- **Aim of the task**
What is needed here is an exact copy of every entry.

(Stored data)
::::::
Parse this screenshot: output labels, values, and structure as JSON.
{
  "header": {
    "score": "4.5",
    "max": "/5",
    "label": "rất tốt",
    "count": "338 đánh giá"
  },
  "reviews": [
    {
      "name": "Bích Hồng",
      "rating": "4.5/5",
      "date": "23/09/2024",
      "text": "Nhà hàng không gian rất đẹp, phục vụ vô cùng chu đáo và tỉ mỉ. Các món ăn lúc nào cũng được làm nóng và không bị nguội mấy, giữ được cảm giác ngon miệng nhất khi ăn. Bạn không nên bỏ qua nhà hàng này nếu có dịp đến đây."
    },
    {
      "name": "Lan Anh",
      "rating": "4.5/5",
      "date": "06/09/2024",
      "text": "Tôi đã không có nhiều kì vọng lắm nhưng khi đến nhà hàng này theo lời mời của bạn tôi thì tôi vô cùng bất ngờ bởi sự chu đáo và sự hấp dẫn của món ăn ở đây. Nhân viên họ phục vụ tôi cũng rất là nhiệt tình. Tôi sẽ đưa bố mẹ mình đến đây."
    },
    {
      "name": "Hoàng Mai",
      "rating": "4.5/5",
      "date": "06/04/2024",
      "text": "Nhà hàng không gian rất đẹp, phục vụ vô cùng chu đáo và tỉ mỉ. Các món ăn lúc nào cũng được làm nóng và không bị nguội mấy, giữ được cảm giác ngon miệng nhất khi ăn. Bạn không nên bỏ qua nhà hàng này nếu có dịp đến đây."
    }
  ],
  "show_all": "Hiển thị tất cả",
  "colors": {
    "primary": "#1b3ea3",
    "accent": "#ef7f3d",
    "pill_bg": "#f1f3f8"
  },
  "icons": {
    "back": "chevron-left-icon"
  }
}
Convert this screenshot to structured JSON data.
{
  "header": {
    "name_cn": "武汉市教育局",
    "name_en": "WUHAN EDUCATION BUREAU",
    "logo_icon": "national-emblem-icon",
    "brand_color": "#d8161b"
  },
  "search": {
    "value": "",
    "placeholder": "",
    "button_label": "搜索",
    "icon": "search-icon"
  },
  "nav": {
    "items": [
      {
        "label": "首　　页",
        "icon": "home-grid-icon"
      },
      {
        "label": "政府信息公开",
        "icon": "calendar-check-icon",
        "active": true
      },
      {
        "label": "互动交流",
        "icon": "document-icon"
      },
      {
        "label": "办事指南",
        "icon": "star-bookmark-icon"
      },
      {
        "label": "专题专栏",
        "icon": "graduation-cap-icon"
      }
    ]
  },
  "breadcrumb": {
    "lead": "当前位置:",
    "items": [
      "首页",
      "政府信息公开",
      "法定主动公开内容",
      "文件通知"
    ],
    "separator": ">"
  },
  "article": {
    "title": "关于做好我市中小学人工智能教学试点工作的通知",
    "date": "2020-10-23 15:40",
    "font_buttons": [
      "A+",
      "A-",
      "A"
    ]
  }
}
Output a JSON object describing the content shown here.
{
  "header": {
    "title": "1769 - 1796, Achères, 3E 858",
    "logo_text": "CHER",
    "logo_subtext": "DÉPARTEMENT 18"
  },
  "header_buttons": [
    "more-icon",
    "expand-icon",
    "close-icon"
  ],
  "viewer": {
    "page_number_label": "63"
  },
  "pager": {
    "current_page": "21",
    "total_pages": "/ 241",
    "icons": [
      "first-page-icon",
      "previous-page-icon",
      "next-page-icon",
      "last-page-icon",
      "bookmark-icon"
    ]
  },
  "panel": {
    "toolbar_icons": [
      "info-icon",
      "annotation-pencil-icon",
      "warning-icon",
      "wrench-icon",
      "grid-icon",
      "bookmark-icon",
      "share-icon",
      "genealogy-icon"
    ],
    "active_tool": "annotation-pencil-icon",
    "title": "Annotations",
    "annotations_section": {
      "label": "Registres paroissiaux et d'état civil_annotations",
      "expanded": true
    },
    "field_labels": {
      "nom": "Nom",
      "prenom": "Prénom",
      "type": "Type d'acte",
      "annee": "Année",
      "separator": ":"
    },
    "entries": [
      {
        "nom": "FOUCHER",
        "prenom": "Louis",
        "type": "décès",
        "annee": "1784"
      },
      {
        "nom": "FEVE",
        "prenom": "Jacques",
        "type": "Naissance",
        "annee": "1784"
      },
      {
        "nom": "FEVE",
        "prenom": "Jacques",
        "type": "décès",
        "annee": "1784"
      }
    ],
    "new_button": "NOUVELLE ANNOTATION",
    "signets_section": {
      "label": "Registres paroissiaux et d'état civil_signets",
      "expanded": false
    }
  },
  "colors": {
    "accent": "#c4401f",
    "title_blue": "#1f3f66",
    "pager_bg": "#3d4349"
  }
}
::::::
- **Result below**
Parse this screenshot: output labels, values, and structure as JSON.
{
  "header": {
    "score": "4.5",
    "max": "/5",
    "label": "rất tốt",
    "count": "338 đánh giá"
  },
  "reviews": [
    {
      "name": "Bích Hồng",
      "rating": "4.5/5",
      "date": "23/09/2024",
      "text": "Nhà hàng không gian rất đẹp, phục vụ vô cùng chu đáo và tỉ mỉ. Các món ăn lúc nào cũng được làm nóng và không bị nguội mấy, giữ được cảm giác ngon miệng nhất khi ăn. Bạn không nên bỏ qua nhà hàng này nếu có dịp đến đây."
    },
    {
      "name": "Lan Anh",
      "rating": "4.5/5",
      "date": "06/09/2024",
      "text": "Tôi đã không có nhiều kì vọng lắm nhưng khi đến nhà hàng này theo lời mời của bạn tôi thì tôi vô cùng bất ngờ bởi sự chu đáo và sự hấp dẫn của món ăn ở đây. Nhân viên họ phục vụ tôi cũng rất là nhiệt tình. Tôi sẽ đưa bố mẹ mình đến đây."
    },
    {
      "name": "Hoàng Mai",
      "rating": "4.5/5",
      "date": "06/04/2024",
      "text": "Nhà hàng không gian rất đẹp, phục vụ vô cùng chu đáo và tỉ mỉ. Các món ăn lúc nào cũng được làm nóng và không bị nguội mấy, giữ được cảm giác ngon miệng nhất khi ăn. Bạn không nên bỏ qua nhà hàng này nếu có dịp đến đây."
    }
  ],
  "show_all": "Hiển thị tất cả",
  "colors": {
    "primary": "#1b3ea3",
    "accent": "#ef7f3d",
    "pill_bg": "#f1f3f8"
  },
  "icons": {
    "back": "chevron-left-icon"
  }
}
Convert this screenshot to structured JSON data.
{
  "header": {
    "name_cn": "武汉市教育局",
    "name_en": "WUHAN EDUCATION BUREAU",
    "logo_icon": "national-emblem-icon",
    "brand_color": "#d8161b"
  },
  "search": {
    "value": "",
    "placeholder": "",
    "button_label": "搜索",
    "icon": "search-icon"
  },
  "nav": {
    "items": [
      {
        "label": "首　　页",
        "icon": "home-grid-icon"
      },
      {
        "label": "政府信息公开",
        "icon": "calendar-check-icon",
        "active": true
      },
      {
        "label": "互动交流",
        "icon": "document-icon"
      },
      {
        "label": "办事指南",
        "icon": "star-bookmark-icon"
      },
      {
        "label": "专题专栏",
        "icon": "graduation-cap-icon"
      }
    ]
  },
  "breadcrumb": {
    "lead": "当前位置:",
    "items": [
      "首页",
      "政府信息公开",
      "法定主动公开内容",
      "文件通知"
    ],
    "separator": ">"
  },
  "article": {
    "title": "关于做好我市中小学人工智能教学试点工作的通知",
    "date": "2020-10-23 15:40",
    "font_buttons": [
      "A+",
      "A-",
      "A"
    ]
  }
}
Output a JSON object describing the content shown here.
{
  "header": {
    "title": "1769 - 1796, Achères, 3E 858",
    "logo_text": "CHER",
    "logo_subtext": "DÉPARTEMENT 18"
  },
  "header_buttons": [
    "more-icon",
    "expand-icon",
    "close-icon"
  ],
  "viewer": {
    "page_number_label": "63"
  },
  "pager": {
    "current_page": "21",
    "total_pages": "/ 241",
    "icons": [
      "first-page-icon",
      "previous-page-icon",
      "next-page-icon",
      "last-page-icon",
      "bookmark-icon"
    ]
  },
  "panel": {
    "toolbar_icons": [
      "info-icon",
      "annotation-pencil-icon",
      "warning-icon",
      "wrench-icon",
      "grid-icon",
      "bookmark-icon",
      "share-icon",
      "genealogy-icon"
    ],
    "active_tool": "annotation-pencil-icon",
    "title": "Annotations",
    "annotations_section": {
      "label": "Registres paroissiaux et d'état civil_annotations",
      "expanded": true
    },
    "field_labels": {
      "nom": "Nom",
      "prenom": "Prénom",
      "type": "Type d'acte",
      "annee": "Année",
      "separator": ":"
    },
    "entries": [
      {
        "nom": "FOUCHER",
        "prenom": "Louis",
        "type": "décès",
        "annee": "1784"
      },
      {
        "nom": "FEVE",
        "prenom": "Jacques",
        "type": "Naissance",
        "annee": "1784"
      },
      {
        "nom": "FEVE",
        "prenom": "Jacques",
        "type": "décès",
        "annee": "1784"
      }
    ],
    "new_button": "NOUVELLE ANNOTATION",
    "signets_section": {
      "label": "Registres paroissiaux et d'état civil_signets",
      "expanded": false
    }
  },
  "colors": {
    "accent": "#c4401f",
    "title_blue": "#1f3f66",
    "pager_bg": "#3d4349"
  }
}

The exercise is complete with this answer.